The records below should be written out again, exactly.

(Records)
⟨

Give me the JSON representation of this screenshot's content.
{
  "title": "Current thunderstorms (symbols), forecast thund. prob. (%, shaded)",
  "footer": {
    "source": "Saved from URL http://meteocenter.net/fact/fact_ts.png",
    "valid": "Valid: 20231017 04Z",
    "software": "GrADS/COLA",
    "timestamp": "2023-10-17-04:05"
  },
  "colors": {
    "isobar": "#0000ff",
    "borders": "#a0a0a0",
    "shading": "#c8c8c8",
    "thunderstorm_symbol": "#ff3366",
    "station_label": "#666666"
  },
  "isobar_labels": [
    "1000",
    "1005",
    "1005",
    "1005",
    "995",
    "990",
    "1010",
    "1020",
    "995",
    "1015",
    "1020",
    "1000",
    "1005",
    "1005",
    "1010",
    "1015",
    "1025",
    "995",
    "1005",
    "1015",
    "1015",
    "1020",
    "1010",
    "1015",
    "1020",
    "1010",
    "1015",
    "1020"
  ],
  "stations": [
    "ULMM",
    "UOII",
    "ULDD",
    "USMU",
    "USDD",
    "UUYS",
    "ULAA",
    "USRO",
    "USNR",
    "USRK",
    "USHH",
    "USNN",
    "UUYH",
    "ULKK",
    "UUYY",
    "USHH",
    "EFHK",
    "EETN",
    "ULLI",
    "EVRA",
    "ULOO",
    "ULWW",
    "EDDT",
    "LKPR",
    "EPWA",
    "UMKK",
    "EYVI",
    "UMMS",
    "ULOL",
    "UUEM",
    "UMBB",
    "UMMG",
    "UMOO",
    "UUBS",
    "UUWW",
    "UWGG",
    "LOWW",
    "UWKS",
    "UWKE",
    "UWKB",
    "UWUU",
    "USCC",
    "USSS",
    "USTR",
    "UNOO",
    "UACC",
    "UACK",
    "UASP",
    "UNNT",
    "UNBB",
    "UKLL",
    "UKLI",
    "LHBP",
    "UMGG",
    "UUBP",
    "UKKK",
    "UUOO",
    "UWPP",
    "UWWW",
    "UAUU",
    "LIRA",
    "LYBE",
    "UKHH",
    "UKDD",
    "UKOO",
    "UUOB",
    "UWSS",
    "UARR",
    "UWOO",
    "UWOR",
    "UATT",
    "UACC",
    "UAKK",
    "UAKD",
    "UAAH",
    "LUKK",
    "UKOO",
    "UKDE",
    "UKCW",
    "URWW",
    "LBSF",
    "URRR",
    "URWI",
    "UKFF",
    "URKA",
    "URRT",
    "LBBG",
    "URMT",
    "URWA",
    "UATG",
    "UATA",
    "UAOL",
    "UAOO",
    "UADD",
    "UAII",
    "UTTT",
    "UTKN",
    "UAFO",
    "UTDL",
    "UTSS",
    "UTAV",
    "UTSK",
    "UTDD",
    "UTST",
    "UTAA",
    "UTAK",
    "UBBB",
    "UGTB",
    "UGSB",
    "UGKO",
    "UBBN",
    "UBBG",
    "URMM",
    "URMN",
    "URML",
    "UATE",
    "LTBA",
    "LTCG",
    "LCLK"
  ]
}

⟩

> _Result for this exercise_:
Give me the JSON representation of this screenshot's content.
{
  "title": "Current thunderstorms (symbols), forecast thund. prob. (%, shaded)",
  "footer": {
    "source": "Saved from URL http://meteocenter.net/fact/fact_ts.png",
    "valid": "Valid: 20231017 04Z",
    "software": "GrADS/COLA",
    "timestamp": "2023-10-17-04:05"
  },
  "colors": {
    "isobar": "#0000ff",
    "borders": "#a0a0a0",
    "shading": "#c8c8c8",
    "thunderstorm_symbol": "#ff3366",
    "station_label": "#666666"
  },
  "isobar_labels": [
    "1000",
    "1005",
    "1005",
    "1005",
    "995",
    "990",
    "1010",
    "1020",
    "995",
    "1015",
    "1020",
    "1000",
    "1005",
    "1005",
    "1010",
    "1015",
    "1025",
    "995",
    "1005",
    "1015",
    "1015",
    "1020",
    "1010",
    "1015",
    "1020",
    "1010",
    "1015",
    "1020"
  ],
  "stations": [
    "ULMM",
    "UOII",
    "ULDD",
    "USMU",
    "USDD",
    "UUYS",
    "ULAA",
    "USRO",
    "USNR",
    "USRK",
    "USHH",
    "USNN",
    "UUYH",
    "ULKK",
    "UUYY",
    "USHH",
    "EFHK",
    "EETN",
    "ULLI",
    "EVRA",
    "ULOO",
    "ULWW",
    "EDDT",
    "LKPR",
    "EPWA",
    "UMKK",
    "EYVI",
    "UMMS",
    "ULOL",
    "UUEM",
    "UMBB",
    "UMMG",
    "UMOO",
    "UUBS",
    "UUWW",
    "UWGG",
    "LOWW",
    "UWKS",
    "UWKE",
    "UWKB",
    "UWUU",
    "USCC",
    "USSS",
    "USTR",
    "UNOO",
    "UACC",
    "UACK",
    "UASP",
    "UNNT",
    "UNBB",
    "UKLL",
    "UKLI",
    "LHBP",
    "UMGG",
    "UUBP",
    "UKKK",
    "UUOO",
    "UWPP",
    "UWWW",
    "UAUU",
    "LIRA",
    "LYBE",
    "UKHH",
    "UKDD",
    "UKOO",
    "UUOB",
    "UWSS",
    "UARR",
    "UWOO",
    "UWOR",
    "UATT",
    "UACC",
    "UAKK",
    "UAKD",
    "UAAH",
    "LUKK",
    "UKOO",
    "UKDE",
    "UKCW",
    "URWW",
    "LBSF",
    "URRR",
    "URWI",
    "UKFF",
    "URKA",
    "URRT",
    "LBBG",
    "URMT",
    "URWA",
    "UATG",
    "UATA",
    "UAOL",
    "UAOO",
    "UADD",
    "UAII",
    "UTTT",
    "UTKN",
    "UAFO",
    "UTDL",
    "UTSS",
    "UTAV",
    "UTSK",
    "UTDD",
    "UTST",
    "UTAA",
    "UTAK",
    "UBBB",
    "UGTB",
    "UGSB",
    "UGKO",
    "UBBN",
    "UBBG",
    "URMM",
    "URMN",
    "URML",
    "UATE",
    "LTBA",
    "LTCG",
    "LCLK"
  ]
}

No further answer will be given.